> Data shown

____

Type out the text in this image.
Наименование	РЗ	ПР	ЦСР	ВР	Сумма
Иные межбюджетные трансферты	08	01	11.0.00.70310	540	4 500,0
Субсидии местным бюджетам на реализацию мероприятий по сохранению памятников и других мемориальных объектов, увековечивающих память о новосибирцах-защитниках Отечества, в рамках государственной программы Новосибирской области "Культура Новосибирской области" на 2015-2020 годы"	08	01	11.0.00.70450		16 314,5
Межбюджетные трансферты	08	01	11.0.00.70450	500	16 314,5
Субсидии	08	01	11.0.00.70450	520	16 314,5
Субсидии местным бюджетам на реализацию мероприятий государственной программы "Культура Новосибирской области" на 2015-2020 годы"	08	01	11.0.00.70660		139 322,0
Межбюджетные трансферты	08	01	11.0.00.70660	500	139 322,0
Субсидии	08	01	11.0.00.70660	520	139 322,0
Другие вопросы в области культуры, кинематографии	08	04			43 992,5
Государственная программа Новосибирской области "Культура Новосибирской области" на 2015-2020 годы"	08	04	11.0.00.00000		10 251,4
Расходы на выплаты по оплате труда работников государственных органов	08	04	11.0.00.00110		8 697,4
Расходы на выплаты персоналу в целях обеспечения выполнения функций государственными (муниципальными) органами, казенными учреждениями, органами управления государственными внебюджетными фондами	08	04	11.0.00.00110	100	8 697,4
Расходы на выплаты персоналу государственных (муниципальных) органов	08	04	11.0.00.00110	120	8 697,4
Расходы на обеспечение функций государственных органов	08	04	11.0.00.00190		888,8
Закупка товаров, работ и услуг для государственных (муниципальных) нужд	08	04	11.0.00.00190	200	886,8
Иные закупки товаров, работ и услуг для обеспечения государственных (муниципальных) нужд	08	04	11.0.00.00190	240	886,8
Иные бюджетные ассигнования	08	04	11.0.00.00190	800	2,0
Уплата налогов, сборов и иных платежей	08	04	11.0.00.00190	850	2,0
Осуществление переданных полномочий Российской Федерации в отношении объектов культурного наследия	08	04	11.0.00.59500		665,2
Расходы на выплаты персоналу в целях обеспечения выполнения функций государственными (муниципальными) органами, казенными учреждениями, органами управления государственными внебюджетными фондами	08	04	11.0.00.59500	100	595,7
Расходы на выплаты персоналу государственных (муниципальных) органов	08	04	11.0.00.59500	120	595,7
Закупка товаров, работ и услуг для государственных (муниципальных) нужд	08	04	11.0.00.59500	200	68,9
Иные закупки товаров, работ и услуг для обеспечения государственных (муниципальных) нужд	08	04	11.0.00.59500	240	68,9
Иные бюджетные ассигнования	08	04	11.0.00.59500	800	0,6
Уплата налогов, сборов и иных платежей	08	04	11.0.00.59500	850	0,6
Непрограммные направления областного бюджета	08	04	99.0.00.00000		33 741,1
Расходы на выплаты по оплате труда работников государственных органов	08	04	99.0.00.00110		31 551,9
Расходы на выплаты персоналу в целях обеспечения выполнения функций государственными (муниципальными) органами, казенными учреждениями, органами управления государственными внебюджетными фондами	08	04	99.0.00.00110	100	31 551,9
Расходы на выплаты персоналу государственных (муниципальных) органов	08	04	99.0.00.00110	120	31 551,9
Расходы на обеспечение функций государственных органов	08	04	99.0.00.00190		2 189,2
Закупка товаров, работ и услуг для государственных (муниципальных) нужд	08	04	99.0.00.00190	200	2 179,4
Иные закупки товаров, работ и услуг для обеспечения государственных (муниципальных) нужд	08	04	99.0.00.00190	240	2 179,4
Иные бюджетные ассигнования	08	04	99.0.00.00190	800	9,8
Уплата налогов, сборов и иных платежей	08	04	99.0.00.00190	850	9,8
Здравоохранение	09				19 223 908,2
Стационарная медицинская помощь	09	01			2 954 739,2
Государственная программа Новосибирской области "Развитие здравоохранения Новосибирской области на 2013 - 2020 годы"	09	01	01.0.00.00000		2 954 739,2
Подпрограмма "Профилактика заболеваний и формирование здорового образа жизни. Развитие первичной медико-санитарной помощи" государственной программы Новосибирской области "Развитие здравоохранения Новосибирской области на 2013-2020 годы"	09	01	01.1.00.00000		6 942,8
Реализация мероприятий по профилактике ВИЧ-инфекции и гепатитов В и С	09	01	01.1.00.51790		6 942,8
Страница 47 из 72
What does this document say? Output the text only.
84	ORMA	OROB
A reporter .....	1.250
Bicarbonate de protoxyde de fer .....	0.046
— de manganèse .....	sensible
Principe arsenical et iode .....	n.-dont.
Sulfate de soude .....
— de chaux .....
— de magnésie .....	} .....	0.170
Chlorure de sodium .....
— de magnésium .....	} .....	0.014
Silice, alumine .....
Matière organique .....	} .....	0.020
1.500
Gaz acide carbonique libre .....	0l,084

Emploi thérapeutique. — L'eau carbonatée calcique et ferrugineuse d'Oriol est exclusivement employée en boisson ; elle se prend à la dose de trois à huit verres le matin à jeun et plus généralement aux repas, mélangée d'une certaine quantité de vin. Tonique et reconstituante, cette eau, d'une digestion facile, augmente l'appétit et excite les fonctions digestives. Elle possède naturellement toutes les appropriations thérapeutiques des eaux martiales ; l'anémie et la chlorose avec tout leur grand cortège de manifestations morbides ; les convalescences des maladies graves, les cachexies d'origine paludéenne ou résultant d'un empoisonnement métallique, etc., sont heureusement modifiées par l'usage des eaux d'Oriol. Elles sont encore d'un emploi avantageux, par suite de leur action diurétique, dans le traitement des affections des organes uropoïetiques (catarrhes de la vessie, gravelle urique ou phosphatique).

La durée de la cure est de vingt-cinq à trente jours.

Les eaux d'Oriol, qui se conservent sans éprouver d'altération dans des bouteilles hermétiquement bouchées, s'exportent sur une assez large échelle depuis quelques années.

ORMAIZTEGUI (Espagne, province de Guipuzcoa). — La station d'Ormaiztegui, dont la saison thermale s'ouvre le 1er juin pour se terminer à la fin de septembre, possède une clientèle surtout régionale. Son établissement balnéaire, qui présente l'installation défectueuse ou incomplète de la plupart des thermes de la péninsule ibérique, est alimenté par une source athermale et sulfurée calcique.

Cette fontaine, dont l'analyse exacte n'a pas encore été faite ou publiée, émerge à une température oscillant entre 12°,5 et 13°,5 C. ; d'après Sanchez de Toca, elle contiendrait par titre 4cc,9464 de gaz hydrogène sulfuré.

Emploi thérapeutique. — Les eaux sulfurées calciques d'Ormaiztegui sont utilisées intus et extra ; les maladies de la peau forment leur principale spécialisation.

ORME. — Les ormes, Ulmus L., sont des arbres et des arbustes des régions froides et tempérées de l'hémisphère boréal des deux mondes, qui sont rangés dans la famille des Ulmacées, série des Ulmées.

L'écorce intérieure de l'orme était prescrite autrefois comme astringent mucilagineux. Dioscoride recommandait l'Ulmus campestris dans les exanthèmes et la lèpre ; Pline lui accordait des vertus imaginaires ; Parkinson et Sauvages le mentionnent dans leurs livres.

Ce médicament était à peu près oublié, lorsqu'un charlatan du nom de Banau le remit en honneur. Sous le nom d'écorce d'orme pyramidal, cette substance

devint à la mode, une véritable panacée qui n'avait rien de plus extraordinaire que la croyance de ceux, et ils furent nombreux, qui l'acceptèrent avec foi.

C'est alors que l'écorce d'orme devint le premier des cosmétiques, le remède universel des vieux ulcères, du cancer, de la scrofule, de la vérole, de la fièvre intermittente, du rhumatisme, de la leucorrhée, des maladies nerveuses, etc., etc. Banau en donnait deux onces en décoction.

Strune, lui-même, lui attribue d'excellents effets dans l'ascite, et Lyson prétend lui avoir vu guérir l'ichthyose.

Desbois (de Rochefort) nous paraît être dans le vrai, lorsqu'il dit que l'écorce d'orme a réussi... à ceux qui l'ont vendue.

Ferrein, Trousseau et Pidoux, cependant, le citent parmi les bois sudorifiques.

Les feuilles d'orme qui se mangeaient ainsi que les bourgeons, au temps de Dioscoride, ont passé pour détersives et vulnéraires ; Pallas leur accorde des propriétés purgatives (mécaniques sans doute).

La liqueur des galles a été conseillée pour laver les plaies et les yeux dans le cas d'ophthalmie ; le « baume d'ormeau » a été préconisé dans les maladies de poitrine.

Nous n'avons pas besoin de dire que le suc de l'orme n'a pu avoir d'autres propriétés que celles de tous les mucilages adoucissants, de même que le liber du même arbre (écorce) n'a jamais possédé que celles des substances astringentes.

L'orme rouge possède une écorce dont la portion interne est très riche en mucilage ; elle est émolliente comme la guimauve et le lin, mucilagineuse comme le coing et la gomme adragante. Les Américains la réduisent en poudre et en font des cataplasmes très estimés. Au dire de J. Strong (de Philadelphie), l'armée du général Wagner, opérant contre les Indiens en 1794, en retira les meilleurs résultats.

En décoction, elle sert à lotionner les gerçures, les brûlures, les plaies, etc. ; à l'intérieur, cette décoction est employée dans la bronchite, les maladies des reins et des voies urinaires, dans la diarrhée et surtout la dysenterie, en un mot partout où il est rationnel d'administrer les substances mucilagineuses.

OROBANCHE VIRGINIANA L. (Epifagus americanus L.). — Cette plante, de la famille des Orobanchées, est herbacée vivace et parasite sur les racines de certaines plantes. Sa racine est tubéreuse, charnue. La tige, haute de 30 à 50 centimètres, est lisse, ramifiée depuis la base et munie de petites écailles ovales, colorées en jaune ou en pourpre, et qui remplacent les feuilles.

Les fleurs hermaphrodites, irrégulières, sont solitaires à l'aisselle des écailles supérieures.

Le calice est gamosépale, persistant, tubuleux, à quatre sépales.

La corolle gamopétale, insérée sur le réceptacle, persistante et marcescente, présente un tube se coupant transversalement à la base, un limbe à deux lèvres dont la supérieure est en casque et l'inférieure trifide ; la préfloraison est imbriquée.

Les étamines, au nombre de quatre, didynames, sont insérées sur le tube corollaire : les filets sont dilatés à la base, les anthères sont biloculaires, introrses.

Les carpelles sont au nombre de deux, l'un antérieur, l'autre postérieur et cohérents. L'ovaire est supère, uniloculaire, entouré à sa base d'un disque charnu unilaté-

____

> Exercise
Find every line of the data that holds the string "органов", then say how many there are and nothing else.

> Task response
7